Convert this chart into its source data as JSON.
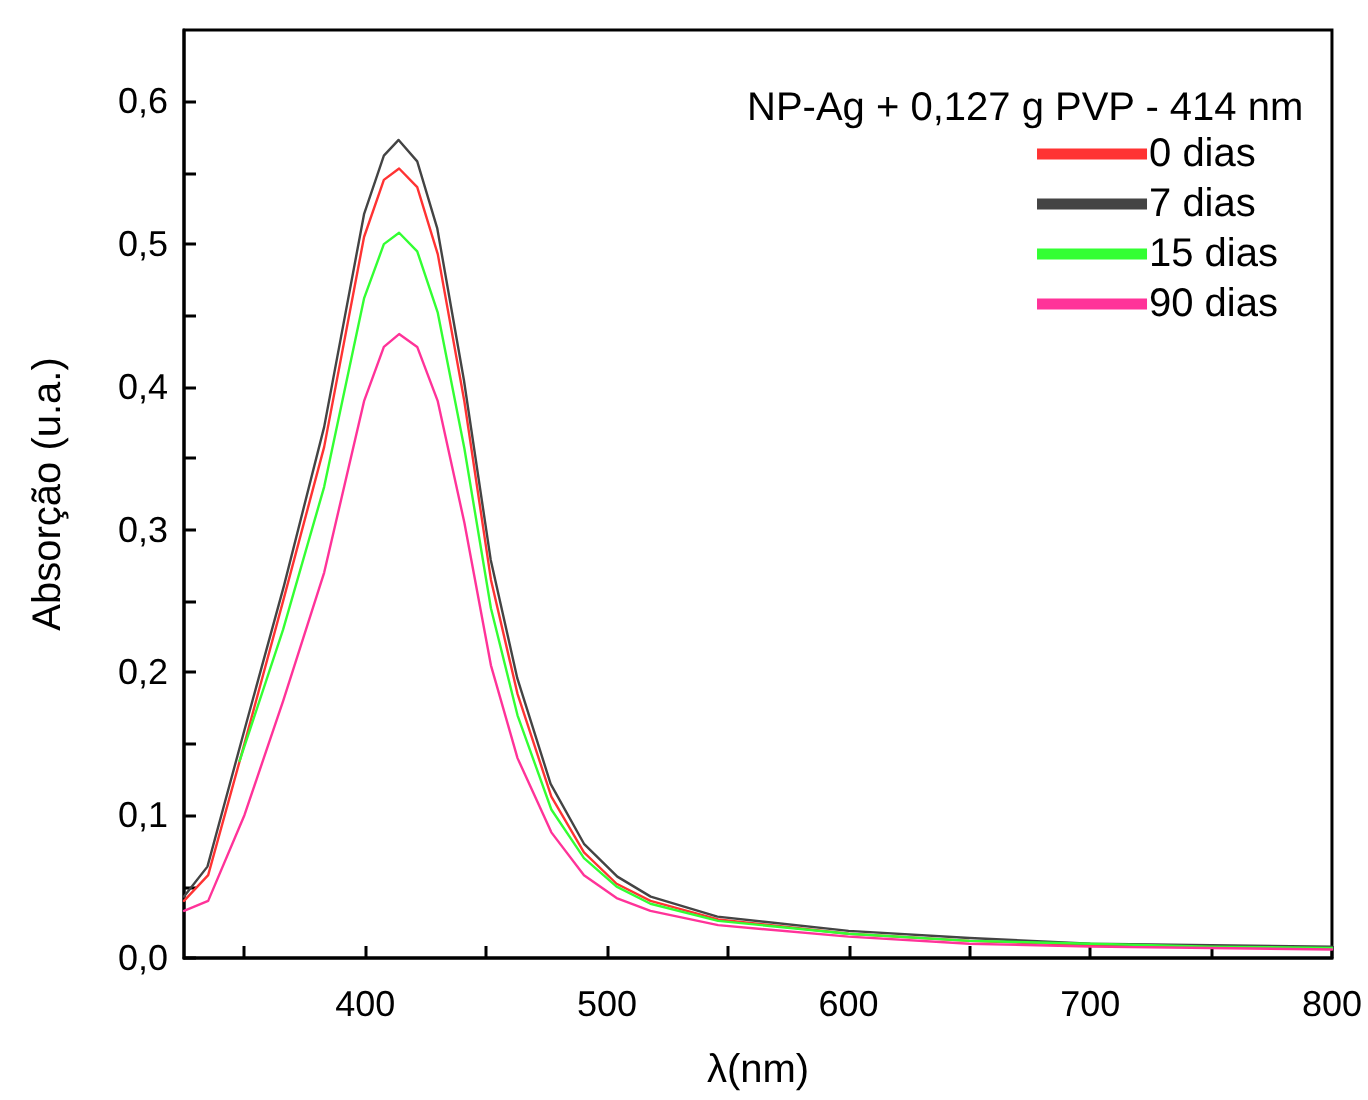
{
  "chart_data": {
    "type": "line",
    "xlabel": "λ(nm)",
    "ylabel": "Absorção (u.a.)",
    "legend_title": "NP-Ag + 0,127 g PVP - 414 nm",
    "legend": "top right",
    "grid": false,
    "marker": "none",
    "line_style": "solid",
    "xlim": [
      325,
      800
    ],
    "xticks": [
      {
        "value": 350,
        "label": null
      },
      400,
      {
        "value": 450,
        "label": null
      },
      500,
      {
        "value": 550,
        "label": null
      },
      600,
      {
        "value": 650,
        "label": null
      },
      700,
      {
        "value": 750,
        "label": null
      },
      800
    ],
    "ylim": [
      0,
      0.65
    ],
    "yticks": [
      {
        "value": 0,
        "label": "0,0"
      },
      {
        "value": 0.05,
        "label": null
      },
      {
        "value": 0.1,
        "label": "0,1"
      },
      {
        "value": 0.15,
        "label": null
      },
      {
        "value": 0.2,
        "label": "0,2"
      },
      {
        "value": 0.25,
        "label": null
      },
      {
        "value": 0.3,
        "label": "0,3"
      },
      {
        "value": 0.35,
        "label": null
      },
      {
        "value": 0.4,
        "label": "0,4"
      },
      {
        "value": 0.45,
        "label": null
      },
      {
        "value": 0.5,
        "label": "0,5"
      },
      {
        "value": 0.55,
        "label": null
      },
      {
        "value": 0.6,
        "label": "0,6"
      }
    ],
    "series": [
      {
        "name": "0 dias",
        "color": "#ff3333",
        "x": [
          325,
          335,
          350,
          366,
          383,
          399.5,
          407.7,
          414,
          421.5,
          430,
          441,
          452,
          463,
          477,
          490.5,
          504,
          518,
          546,
          600,
          650,
          700,
          750,
          800
        ],
        "values": [
          0.04,
          0.058,
          0.15,
          0.25,
          0.358,
          0.505,
          0.545,
          0.553,
          0.54,
          0.493,
          0.39,
          0.265,
          0.185,
          0.113,
          0.074,
          0.052,
          0.04,
          0.027,
          0.017,
          0.012,
          0.009,
          0.008,
          0.007
        ]
      },
      {
        "name": "7 dias",
        "color": "#444444",
        "x": [
          325,
          334.7,
          349.9,
          366.4,
          383,
          399.5,
          407.7,
          413.8,
          421.5,
          429.8,
          440.8,
          451.9,
          462.9,
          476.7,
          490.5,
          504.3,
          518.1,
          545.7,
          600,
          650,
          700,
          750,
          800
        ],
        "values": [
          0.043,
          0.064,
          0.159,
          0.261,
          0.372,
          0.521,
          0.562,
          0.573,
          0.558,
          0.511,
          0.405,
          0.279,
          0.196,
          0.122,
          0.08,
          0.057,
          0.043,
          0.029,
          0.019,
          0.014,
          0.01,
          0.009,
          0.008
        ]
      },
      {
        "name": "15 dias",
        "color": "#33ff33",
        "x": [
          348,
          366,
          383,
          399.5,
          407.7,
          414,
          421.5,
          430,
          441,
          452,
          463,
          477,
          490.5,
          504,
          518,
          546,
          600,
          650,
          700,
          750,
          800
        ],
        "values": [
          0.138,
          0.23,
          0.33,
          0.462,
          0.5,
          0.508,
          0.495,
          0.452,
          0.357,
          0.245,
          0.17,
          0.104,
          0.07,
          0.05,
          0.038,
          0.026,
          0.017,
          0.012,
          0.01,
          0.008,
          0.007
        ]
      },
      {
        "name": "90 dias",
        "color": "#ff3399",
        "x": [
          325,
          335,
          350,
          366,
          383,
          399.5,
          407.7,
          414,
          421.5,
          430,
          441,
          452,
          463,
          477,
          490.5,
          504,
          518,
          546,
          600,
          650,
          700,
          750,
          800
        ],
        "values": [
          0.033,
          0.04,
          0.1,
          0.18,
          0.27,
          0.39,
          0.428,
          0.437,
          0.428,
          0.39,
          0.305,
          0.205,
          0.14,
          0.088,
          0.058,
          0.042,
          0.033,
          0.023,
          0.015,
          0.01,
          0.008,
          0.007,
          0.006
        ]
      }
    ]
  }
}
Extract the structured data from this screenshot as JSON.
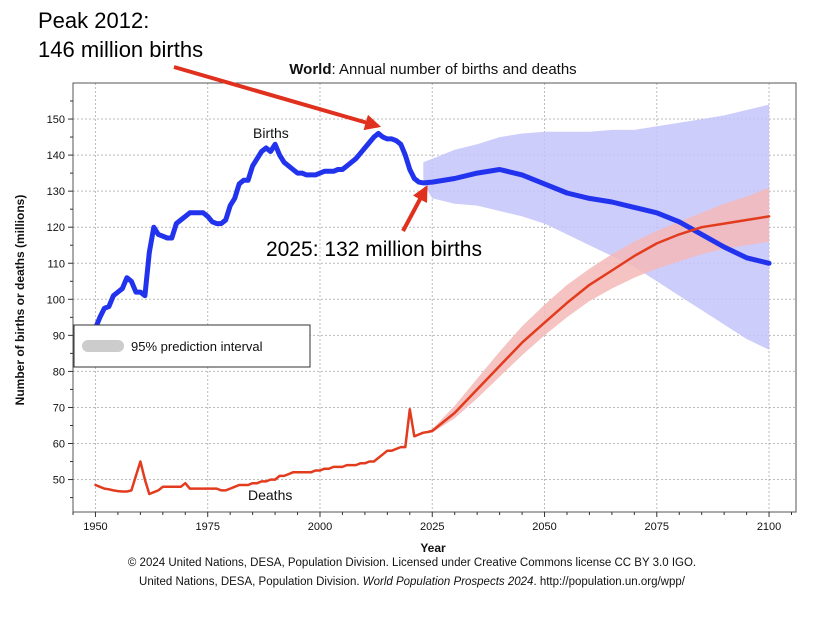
{
  "annotations": {
    "peak_line1": "Peak 2012:",
    "peak_line2": "146 million births",
    "births_2025": "2025: 132 million births"
  },
  "credits": {
    "line1": "© 2024 United Nations, DESA, Population Division. Licensed under Creative Commons license CC BY 3.0 IGO.",
    "line2_prefix": "United Nations, DESA, Population Division.",
    "line2_italic": "World Population Prospects 2024",
    "line2_suffix": ". http://population.un.org/wpp/"
  },
  "colors": {
    "births": "#2233ee",
    "births_band": "#c4c4fa",
    "deaths": "#e23b1e",
    "deaths_band": "#f5b9b9",
    "arrow": "#e0301e",
    "grid": "#bbbbbb"
  },
  "chart_data": {
    "type": "line",
    "title_bold": "World",
    "title_rest": ": Annual number of births and deaths",
    "xlabel": "Year",
    "ylabel": "Number of births or deaths (millions)",
    "xlim": [
      1945,
      2106
    ],
    "ylim": [
      41,
      160
    ],
    "xticks": [
      1950,
      1975,
      2000,
      2025,
      2050,
      2075,
      2100
    ],
    "yticks": [
      50,
      60,
      70,
      80,
      90,
      100,
      110,
      120,
      130,
      140,
      150
    ],
    "grid": true,
    "legend": {
      "label": "95% prediction interval",
      "position": "left"
    },
    "series_labels": {
      "births": "Births",
      "deaths": "Deaths"
    },
    "series": [
      {
        "name": "Births",
        "x": [
          1950,
          1951,
          1952,
          1953,
          1954,
          1955,
          1956,
          1957,
          1958,
          1959,
          1960,
          1961,
          1962,
          1963,
          1964,
          1965,
          1966,
          1967,
          1968,
          1969,
          1970,
          1971,
          1972,
          1973,
          1974,
          1975,
          1976,
          1977,
          1978,
          1979,
          1980,
          1981,
          1982,
          1983,
          1984,
          1985,
          1986,
          1987,
          1988,
          1989,
          1990,
          1991,
          1992,
          1993,
          1994,
          1995,
          1996,
          1997,
          1998,
          1999,
          2000,
          2001,
          2002,
          2003,
          2004,
          2005,
          2006,
          2007,
          2008,
          2009,
          2010,
          2011,
          2012,
          2013,
          2014,
          2015,
          2016,
          2017,
          2018,
          2019,
          2020,
          2021,
          2022,
          2023,
          2024,
          2025,
          2030,
          2035,
          2040,
          2045,
          2050,
          2055,
          2060,
          2065,
          2070,
          2075,
          2080,
          2085,
          2090,
          2095,
          2100
        ],
        "values": [
          92,
          95,
          97.5,
          98,
          101,
          102,
          103,
          106,
          105,
          102,
          102,
          101,
          113,
          120,
          118,
          117.5,
          117,
          117,
          121,
          122,
          123,
          124,
          124,
          124,
          124,
          123,
          121.5,
          121,
          121,
          122,
          126,
          128,
          132,
          133,
          133,
          137,
          139,
          141,
          142,
          141,
          143,
          140,
          138,
          137,
          136,
          135,
          135,
          134.5,
          134.5,
          134.5,
          135,
          135.5,
          135.5,
          135.5,
          136,
          136,
          137,
          138,
          139,
          140.5,
          142,
          143.5,
          145,
          146,
          145,
          144.5,
          144.5,
          144,
          143,
          140,
          136,
          133.5,
          132.5,
          132.3,
          132.4,
          132.5,
          133.5,
          135,
          136,
          134.5,
          132,
          129.5,
          128,
          127,
          125.5,
          124,
          121.5,
          118,
          114.5,
          111.5,
          110
        ]
      },
      {
        "name": "Deaths",
        "x": [
          1950,
          1951,
          1952,
          1953,
          1954,
          1955,
          1956,
          1957,
          1958,
          1959,
          1960,
          1961,
          1962,
          1963,
          1964,
          1965,
          1966,
          1967,
          1968,
          1969,
          1970,
          1971,
          1972,
          1973,
          1974,
          1975,
          1976,
          1977,
          1978,
          1979,
          1980,
          1981,
          1982,
          1983,
          1984,
          1985,
          1986,
          1987,
          1988,
          1989,
          1990,
          1991,
          1992,
          1993,
          1994,
          1995,
          1996,
          1997,
          1998,
          1999,
          2000,
          2001,
          2002,
          2003,
          2004,
          2005,
          2006,
          2007,
          2008,
          2009,
          2010,
          2011,
          2012,
          2013,
          2014,
          2015,
          2016,
          2017,
          2018,
          2019,
          2020,
          2021,
          2022,
          2023,
          2024,
          2025,
          2030,
          2035,
          2040,
          2045,
          2050,
          2055,
          2060,
          2065,
          2070,
          2075,
          2080,
          2085,
          2090,
          2095,
          2100
        ],
        "values": [
          48.5,
          48,
          47.5,
          47.3,
          47,
          46.8,
          46.7,
          46.7,
          47,
          51,
          55,
          50,
          46,
          46.5,
          47,
          48,
          48,
          48,
          48,
          48,
          49,
          47.5,
          47.5,
          47.5,
          47.5,
          47.5,
          47.5,
          47.5,
          47,
          47,
          47.5,
          48,
          48.5,
          48.5,
          48.5,
          49,
          49,
          49.5,
          49.5,
          50,
          50,
          51,
          51,
          51.5,
          52,
          52,
          52,
          52,
          52,
          52.5,
          52.5,
          53,
          53,
          53.5,
          53.5,
          53.5,
          54,
          54,
          54,
          54.5,
          54.5,
          55,
          55,
          56,
          57,
          58,
          58,
          58.5,
          59,
          59,
          69.5,
          62,
          62.5,
          63,
          63.2,
          63.5,
          68.5,
          75,
          81.5,
          88,
          93.5,
          99,
          104,
          108,
          112,
          115.5,
          118,
          120,
          121,
          122,
          123
        ]
      }
    ],
    "intervals": [
      {
        "series": "Births",
        "x": [
          2023,
          2025,
          2030,
          2035,
          2040,
          2045,
          2050,
          2055,
          2060,
          2065,
          2070,
          2075,
          2080,
          2085,
          2090,
          2095,
          2100
        ],
        "lower": [
          132,
          128,
          126.5,
          126,
          124.5,
          123,
          121,
          118,
          115,
          112,
          109,
          105,
          101,
          97,
          93,
          89,
          86
        ],
        "upper": [
          138,
          139,
          141.5,
          143,
          145,
          146,
          146.5,
          146.5,
          146.5,
          147,
          147,
          148,
          149,
          150,
          151,
          152.5,
          154
        ]
      },
      {
        "series": "Deaths",
        "x": [
          2023,
          2025,
          2030,
          2035,
          2040,
          2045,
          2050,
          2055,
          2060,
          2065,
          2070,
          2075,
          2080,
          2085,
          2090,
          2095,
          2100
        ],
        "lower": [
          63,
          63,
          67,
          72.5,
          78.5,
          84.5,
          90,
          95,
          99.5,
          103,
          106,
          108.5,
          110.5,
          112.5,
          114,
          115,
          116
        ],
        "upper": [
          63,
          64,
          70.5,
          78,
          85.5,
          92.5,
          98.5,
          104,
          108.5,
          112.5,
          116,
          119,
          121.5,
          124,
          126.5,
          128.5,
          131
        ]
      }
    ]
  }
}
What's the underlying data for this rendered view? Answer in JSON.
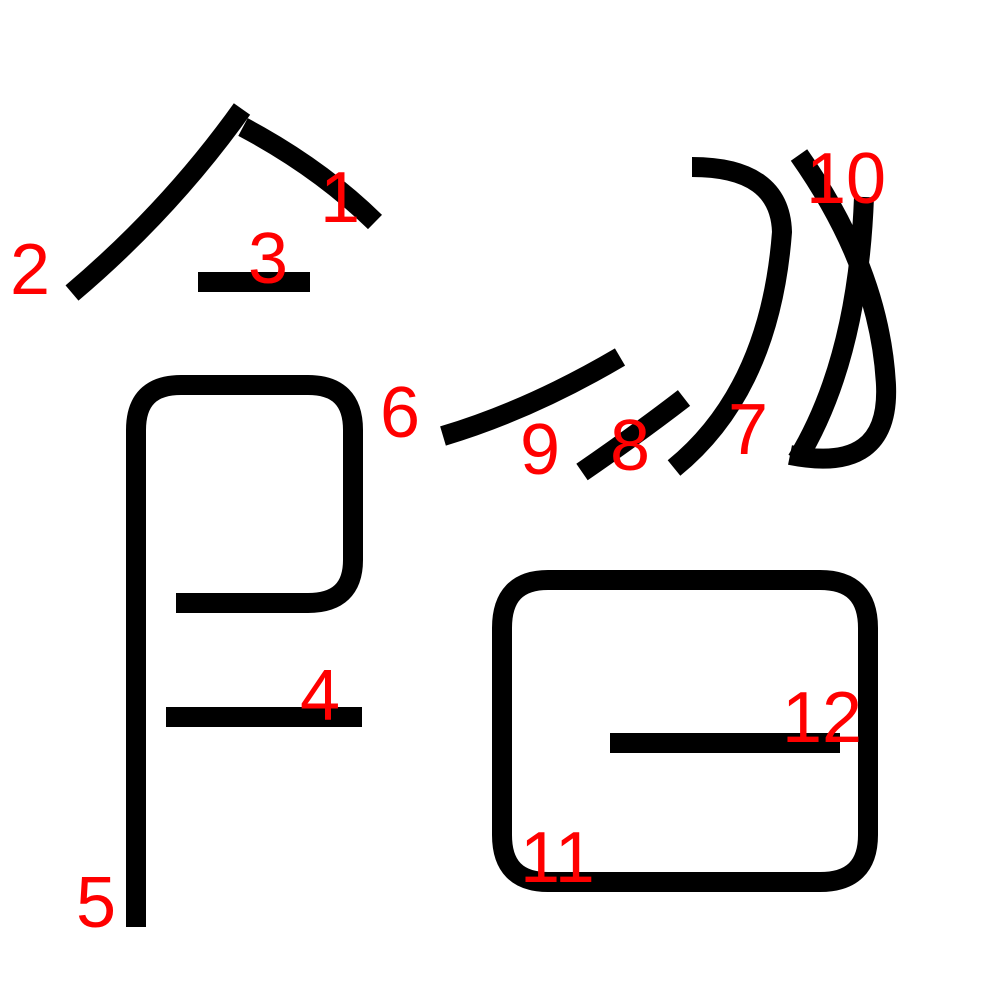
{
  "diagram": {
    "stroke_color": "#000000",
    "label_color": "#ff0000",
    "strokes": [
      {
        "order": "1"
      },
      {
        "order": "2"
      },
      {
        "order": "3"
      },
      {
        "order": "4"
      },
      {
        "order": "5"
      },
      {
        "order": "6"
      },
      {
        "order": "7"
      },
      {
        "order": "8"
      },
      {
        "order": "9"
      },
      {
        "order": "10"
      },
      {
        "order": "11"
      },
      {
        "order": "12"
      }
    ]
  }
}
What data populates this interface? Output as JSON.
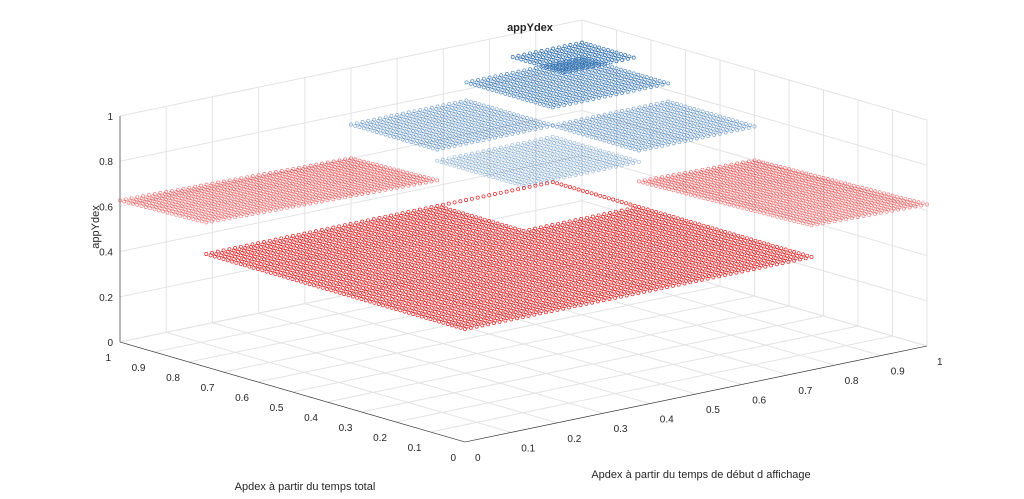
{
  "chart_data": {
    "type": "scatter3d",
    "title": "appYdex",
    "xlabel": "Apdex à partir du temps total",
    "ylabel": "Apdex à partir du temps de début d affichage",
    "zlabel": "appYdex",
    "xlim": [
      0,
      1
    ],
    "ylim": [
      0,
      1
    ],
    "zlim": [
      0,
      1
    ],
    "xticks": [
      "0",
      "0.1",
      "0.2",
      "0.3",
      "0.4",
      "0.5",
      "0.6",
      "0.7",
      "0.8",
      "0.9",
      "1"
    ],
    "yticks": [
      "0",
      "0.1",
      "0.2",
      "0.3",
      "0.4",
      "0.5",
      "0.6",
      "0.7",
      "0.8",
      "0.9",
      "1"
    ],
    "zticks": [
      "0",
      "0.2",
      "0.4",
      "0.6",
      "0.8",
      "1"
    ],
    "grid": true,
    "marker": "circle",
    "colormap": [
      "#e31a1c",
      "#2166ac"
    ],
    "plateaus": [
      {
        "x": [
          0,
          0.75
        ],
        "y": [
          0,
          0.75
        ],
        "z_start": 0.5,
        "z_end": 0.5,
        "exclude": {
          "x": [
            0.5,
            0.75
          ],
          "y": [
            0.5,
            0.75
          ]
        }
      },
      {
        "x": [
          0.75,
          1.0
        ],
        "y": [
          0,
          0.5
        ],
        "z_start": 0.64,
        "z_end": 0.6
      },
      {
        "x": [
          0,
          0.5
        ],
        "y": [
          0.75,
          1.0
        ],
        "z_start": 0.64,
        "z_end": 0.6
      },
      {
        "x": [
          0.5,
          0.75
        ],
        "y": [
          0.5,
          0.75
        ],
        "z_start": 0.7,
        "z_end": 0.7
      },
      {
        "x": [
          0.75,
          1.0
        ],
        "y": [
          0.5,
          0.75
        ],
        "z_start": 0.75,
        "z_end": 0.75
      },
      {
        "x": [
          0.5,
          0.75
        ],
        "y": [
          0.75,
          1.0
        ],
        "z_start": 0.75,
        "z_end": 0.75
      },
      {
        "x": [
          0.75,
          1.0
        ],
        "y": [
          0.75,
          1.0
        ],
        "z_start": 0.83,
        "z_end": 0.83
      },
      {
        "x": [
          0.85,
          1.0
        ],
        "y": [
          0.85,
          1.0
        ],
        "z_start": 0.9,
        "z_end": 0.9
      }
    ]
  }
}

TASK DETAILS - In how many lines of the data does the string "temps" appear? Give only the number.

SOLUTION TO THIS PROBLEM - 2